▸ Task details:
Write each line out exactly, leaving none out.

::::::::

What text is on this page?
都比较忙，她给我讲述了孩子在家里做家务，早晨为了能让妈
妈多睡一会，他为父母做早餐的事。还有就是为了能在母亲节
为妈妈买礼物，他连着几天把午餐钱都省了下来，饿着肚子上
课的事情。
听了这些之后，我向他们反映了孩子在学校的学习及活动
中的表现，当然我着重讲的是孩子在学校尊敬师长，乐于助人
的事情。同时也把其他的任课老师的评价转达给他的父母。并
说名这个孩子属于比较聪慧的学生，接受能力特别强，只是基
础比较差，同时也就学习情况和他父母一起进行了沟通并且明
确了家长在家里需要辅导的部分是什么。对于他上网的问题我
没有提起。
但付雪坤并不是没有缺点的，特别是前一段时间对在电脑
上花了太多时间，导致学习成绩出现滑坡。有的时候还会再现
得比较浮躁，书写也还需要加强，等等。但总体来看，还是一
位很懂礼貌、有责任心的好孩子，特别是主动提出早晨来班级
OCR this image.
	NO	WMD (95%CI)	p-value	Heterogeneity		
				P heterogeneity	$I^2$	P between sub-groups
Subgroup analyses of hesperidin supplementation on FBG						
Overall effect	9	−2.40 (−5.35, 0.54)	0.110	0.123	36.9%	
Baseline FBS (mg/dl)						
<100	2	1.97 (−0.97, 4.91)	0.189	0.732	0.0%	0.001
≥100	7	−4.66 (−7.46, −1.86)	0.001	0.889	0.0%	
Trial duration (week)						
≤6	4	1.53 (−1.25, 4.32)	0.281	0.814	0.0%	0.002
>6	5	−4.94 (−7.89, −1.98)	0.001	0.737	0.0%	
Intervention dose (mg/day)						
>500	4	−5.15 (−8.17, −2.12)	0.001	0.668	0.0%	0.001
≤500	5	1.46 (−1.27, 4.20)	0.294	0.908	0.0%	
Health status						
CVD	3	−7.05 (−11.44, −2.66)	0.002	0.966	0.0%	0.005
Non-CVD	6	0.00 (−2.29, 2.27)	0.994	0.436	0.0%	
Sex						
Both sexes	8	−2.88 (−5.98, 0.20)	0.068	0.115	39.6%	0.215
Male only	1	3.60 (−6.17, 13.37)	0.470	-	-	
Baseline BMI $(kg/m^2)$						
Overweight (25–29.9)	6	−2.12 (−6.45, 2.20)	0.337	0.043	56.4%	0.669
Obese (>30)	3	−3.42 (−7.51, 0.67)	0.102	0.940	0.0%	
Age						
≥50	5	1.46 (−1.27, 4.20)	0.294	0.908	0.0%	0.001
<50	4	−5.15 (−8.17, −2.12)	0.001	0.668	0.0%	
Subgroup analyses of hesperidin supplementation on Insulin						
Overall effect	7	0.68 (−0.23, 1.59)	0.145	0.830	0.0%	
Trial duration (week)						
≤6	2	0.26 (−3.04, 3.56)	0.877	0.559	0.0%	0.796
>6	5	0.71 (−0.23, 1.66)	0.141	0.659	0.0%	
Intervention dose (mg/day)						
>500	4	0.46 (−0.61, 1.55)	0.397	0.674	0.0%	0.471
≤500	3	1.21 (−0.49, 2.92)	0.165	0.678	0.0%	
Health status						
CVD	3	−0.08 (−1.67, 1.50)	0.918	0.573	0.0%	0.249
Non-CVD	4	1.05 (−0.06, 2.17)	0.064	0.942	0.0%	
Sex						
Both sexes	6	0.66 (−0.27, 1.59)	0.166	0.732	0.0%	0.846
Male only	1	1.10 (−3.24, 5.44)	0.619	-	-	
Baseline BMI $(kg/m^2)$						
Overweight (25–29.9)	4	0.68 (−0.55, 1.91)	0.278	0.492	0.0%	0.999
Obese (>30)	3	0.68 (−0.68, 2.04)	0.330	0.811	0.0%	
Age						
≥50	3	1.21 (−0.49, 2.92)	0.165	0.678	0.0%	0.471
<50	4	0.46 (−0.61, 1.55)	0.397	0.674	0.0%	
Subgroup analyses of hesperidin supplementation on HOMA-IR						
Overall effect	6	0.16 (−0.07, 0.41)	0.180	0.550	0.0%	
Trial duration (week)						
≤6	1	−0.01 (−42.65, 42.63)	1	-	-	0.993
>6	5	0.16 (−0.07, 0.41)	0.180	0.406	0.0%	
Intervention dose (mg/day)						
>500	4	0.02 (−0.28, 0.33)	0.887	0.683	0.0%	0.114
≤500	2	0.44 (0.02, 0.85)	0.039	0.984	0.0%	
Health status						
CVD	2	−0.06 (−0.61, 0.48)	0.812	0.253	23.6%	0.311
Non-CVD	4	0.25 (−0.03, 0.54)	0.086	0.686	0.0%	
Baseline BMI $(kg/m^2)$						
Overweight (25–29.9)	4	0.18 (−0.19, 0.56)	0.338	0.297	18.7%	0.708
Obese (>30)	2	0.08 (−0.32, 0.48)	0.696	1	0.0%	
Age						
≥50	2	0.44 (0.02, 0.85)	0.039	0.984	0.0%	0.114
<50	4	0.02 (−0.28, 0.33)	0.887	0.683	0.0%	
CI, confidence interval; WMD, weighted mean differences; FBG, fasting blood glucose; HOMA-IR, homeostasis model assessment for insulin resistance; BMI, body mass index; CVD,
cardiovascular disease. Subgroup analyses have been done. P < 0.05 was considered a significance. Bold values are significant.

::::::::

▸ Task output:
What text is on this page?
都比较忙，她给我讲述了孩子在家里做家务，早晨为了能让妈
妈多睡一会，他为父母做早餐的事。还有就是为了能在母亲节
为妈妈买礼物，他连着几天把午餐钱都省了下来，饿着肚子上
课的事情。
听了这些之后，我向他们反映了孩子在学校的学习及活动
中的表现，当然我着重讲的是孩子在学校尊敬师长，乐于助人
的事情。同时也把其他的任课老师的评价转达给他的父母。并
说名这个孩子属于比较聪慧的学生，接受能力特别强，只是基
础比较差，同时也就学习情况和他父母一起进行了沟通并且明
确了家长在家里需要辅导的部分是什么。对于他上网的问题我
没有提起。
但付雪坤并不是没有缺点的，特别是前一段时间对在电脑
上花了太多时间，导致学习成绩出现滑坡。有的时候还会再现
得比较浮躁，书写也还需要加强，等等。但总体来看，还是一
位很懂礼貌、有责任心的好孩子，特别是主动提出早晨来班级
OCR this image.
	NO	WMD (95%CI)	p-value	Heterogeneity		
				P heterogeneity	$I^2$	P between sub-groups
Subgroup analyses of hesperidin supplementation on FBG						
Overall effect	9	−2.40 (−5.35, 0.54)	0.110	0.123	36.9%	
Baseline FBS (mg/dl)						
<100	2	1.97 (−0.97, 4.91)	0.189	0.732	0.0%	0.001
≥100	7	−4.66 (−7.46, −1.86)	0.001	0.889	0.0%	
Trial duration (week)						
≤6	4	1.53 (−1.25, 4.32)	0.281	0.814	0.0%	0.002
>6	5	−4.94 (−7.89, −1.98)	0.001	0.737	0.0%	
Intervention dose (mg/day)						
>500	4	−5.15 (−8.17, −2.12)	0.001	0.668	0.0%	0.001
≤500	5	1.46 (−1.27, 4.20)	0.294	0.908	0.0%	
Health status						
CVD	3	−7.05 (−11.44, −2.66)	0.002	0.966	0.0%	0.005
Non-CVD	6	0.00 (−2.29, 2.27)	0.994	0.436	0.0%	
Sex						
Both sexes	8	−2.88 (−5.98, 0.20)	0.068	0.115	39.6%	0.215
Male only	1	3.60 (−6.17, 13.37)	0.470	-	-	
Baseline BMI $(kg/m^2)$						
Overweight (25–29.9)	6	−2.12 (−6.45, 2.20)	0.337	0.043	56.4%	0.669
Obese (>30)	3	−3.42 (−7.51, 0.67)	0.102	0.940	0.0%	
Age						
≥50	5	1.46 (−1.27, 4.20)	0.294	0.908	0.0%	0.001
<50	4	−5.15 (−8.17, −2.12)	0.001	0.668	0.0%	
Subgroup analyses of hesperidin supplementation on Insulin						
Overall effect	7	0.68 (−0.23, 1.59)	0.145	0.830	0.0%	
Trial duration (week)						
≤6	2	0.26 (−3.04, 3.56)	0.877	0.559	0.0%	0.796
>6	5	0.71 (−0.23, 1.66)	0.141	0.659	0.0%	
Intervention dose (mg/day)						
>500	4	0.46 (−0.61, 1.55)	0.397	0.674	0.0%	0.471
≤500	3	1.21 (−0.49, 2.92)	0.165	0.678	0.0%	
Health status						
CVD	3	−0.08 (−1.67, 1.50)	0.918	0.573	0.0%	0.249
Non-CVD	4	1.05 (−0.06, 2.17)	0.064	0.942	0.0%	
Sex						
Both sexes	6	0.66 (−0.27, 1.59)	0.166	0.732	0.0%	0.846
Male only	1	1.10 (−3.24, 5.44)	0.619	-	-	
Baseline BMI $(kg/m^2)$						
Overweight (25–29.9)	4	0.68 (−0.55, 1.91)	0.278	0.492	0.0%	0.999
Obese (>30)	3	0.68 (−0.68, 2.04)	0.330	0.811	0.0%	
Age						
≥50	3	1.21 (−0.49, 2.92)	0.165	0.678	0.0%	0.471
<50	4	0.46 (−0.61, 1.55)	0.397	0.674	0.0%	
Subgroup analyses of hesperidin supplementation on HOMA-IR						
Overall effect	6	0.16 (−0.07, 0.41)	0.180	0.550	0.0%	
Trial duration (week)						
≤6	1	−0.01 (−42.65, 42.63)	1	-	-	0.993
>6	5	0.16 (−0.07, 0.41)	0.180	0.406	0.0%	
Intervention dose (mg/day)						
>500	4	0.02 (−0.28, 0.33)	0.887	0.683	0.0%	0.114
≤500	2	0.44 (0.02, 0.85)	0.039	0.984	0.0%	
Health status						
CVD	2	−0.06 (−0.61, 0.48)	0.812	0.253	23.6%	0.311
Non-CVD	4	0.25 (−0.03, 0.54)	0.086	0.686	0.0%	
Baseline BMI $(kg/m^2)$						
Overweight (25–29.9)	4	0.18 (−0.19, 0.56)	0.338	0.297	18.7%	0.708
Obese (>30)	2	0.08 (−0.32, 0.48)	0.696	1	0.0%	
Age						
≥50	2	0.44 (0.02, 0.85)	0.039	0.984	0.0%	0.114
<50	4	0.02 (−0.28, 0.33)	0.887	0.683	0.0%	
CI, confidence interval; WMD, weighted mean differences; FBG, fasting blood glucose; HOMA-IR, homeostasis model assessment for insulin resistance; BMI, body mass index; CVD,
cardiovascular disease. Subgroup analyses have been done. P < 0.05 was considered a significance. Bold values are significant.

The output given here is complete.